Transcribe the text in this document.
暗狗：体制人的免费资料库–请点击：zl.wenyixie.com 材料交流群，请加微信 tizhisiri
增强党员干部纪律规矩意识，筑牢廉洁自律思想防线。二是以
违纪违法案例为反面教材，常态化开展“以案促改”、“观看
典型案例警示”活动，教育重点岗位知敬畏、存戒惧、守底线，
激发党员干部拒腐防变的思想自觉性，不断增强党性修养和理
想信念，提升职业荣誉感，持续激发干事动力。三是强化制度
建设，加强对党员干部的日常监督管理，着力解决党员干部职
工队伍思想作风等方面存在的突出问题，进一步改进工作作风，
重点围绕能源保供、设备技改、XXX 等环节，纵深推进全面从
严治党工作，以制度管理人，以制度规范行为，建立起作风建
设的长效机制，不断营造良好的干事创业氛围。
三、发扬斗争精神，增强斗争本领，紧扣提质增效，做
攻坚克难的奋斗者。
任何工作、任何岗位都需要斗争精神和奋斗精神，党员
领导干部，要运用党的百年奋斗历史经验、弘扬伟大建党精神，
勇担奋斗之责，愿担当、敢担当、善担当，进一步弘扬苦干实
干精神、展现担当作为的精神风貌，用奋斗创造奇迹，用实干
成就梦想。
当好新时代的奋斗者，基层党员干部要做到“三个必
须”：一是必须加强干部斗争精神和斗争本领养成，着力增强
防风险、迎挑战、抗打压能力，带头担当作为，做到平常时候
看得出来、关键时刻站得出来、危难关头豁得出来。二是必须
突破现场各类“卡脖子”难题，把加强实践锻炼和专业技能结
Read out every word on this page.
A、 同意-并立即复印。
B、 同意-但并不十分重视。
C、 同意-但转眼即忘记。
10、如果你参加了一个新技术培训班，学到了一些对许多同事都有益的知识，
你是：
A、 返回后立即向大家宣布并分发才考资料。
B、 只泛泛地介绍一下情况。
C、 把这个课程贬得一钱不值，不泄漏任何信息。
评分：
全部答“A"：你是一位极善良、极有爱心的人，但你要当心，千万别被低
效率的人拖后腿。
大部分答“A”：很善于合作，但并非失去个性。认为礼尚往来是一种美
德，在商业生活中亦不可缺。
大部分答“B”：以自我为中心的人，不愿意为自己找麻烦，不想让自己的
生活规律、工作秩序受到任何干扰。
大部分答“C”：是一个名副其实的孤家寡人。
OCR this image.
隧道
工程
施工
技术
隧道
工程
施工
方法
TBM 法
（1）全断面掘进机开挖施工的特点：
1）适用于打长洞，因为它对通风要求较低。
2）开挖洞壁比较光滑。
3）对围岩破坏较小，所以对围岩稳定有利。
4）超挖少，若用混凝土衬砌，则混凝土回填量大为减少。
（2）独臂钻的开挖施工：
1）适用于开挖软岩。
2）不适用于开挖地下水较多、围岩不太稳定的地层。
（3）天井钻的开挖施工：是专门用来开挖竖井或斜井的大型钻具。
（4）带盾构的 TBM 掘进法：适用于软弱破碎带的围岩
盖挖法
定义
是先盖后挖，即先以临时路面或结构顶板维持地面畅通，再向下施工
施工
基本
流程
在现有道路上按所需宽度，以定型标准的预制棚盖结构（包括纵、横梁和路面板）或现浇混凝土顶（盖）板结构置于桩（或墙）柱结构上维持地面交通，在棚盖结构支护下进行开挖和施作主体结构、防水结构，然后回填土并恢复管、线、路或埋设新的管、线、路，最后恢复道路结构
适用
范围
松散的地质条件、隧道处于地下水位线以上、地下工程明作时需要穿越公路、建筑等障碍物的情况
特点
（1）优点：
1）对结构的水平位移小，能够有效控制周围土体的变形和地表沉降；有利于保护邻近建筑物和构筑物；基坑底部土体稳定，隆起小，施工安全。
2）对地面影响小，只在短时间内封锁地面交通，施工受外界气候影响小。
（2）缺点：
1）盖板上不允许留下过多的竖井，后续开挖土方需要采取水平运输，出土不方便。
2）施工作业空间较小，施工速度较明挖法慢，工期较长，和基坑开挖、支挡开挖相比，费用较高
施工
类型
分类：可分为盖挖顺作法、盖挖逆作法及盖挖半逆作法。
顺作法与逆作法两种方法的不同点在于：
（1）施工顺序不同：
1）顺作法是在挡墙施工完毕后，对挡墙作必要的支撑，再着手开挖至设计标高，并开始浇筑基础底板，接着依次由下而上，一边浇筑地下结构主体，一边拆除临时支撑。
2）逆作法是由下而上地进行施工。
+===+
--- Short exercise ---
Using the listing above, state the number of lines that hold "this", with no other text.

--- Written solution ---
3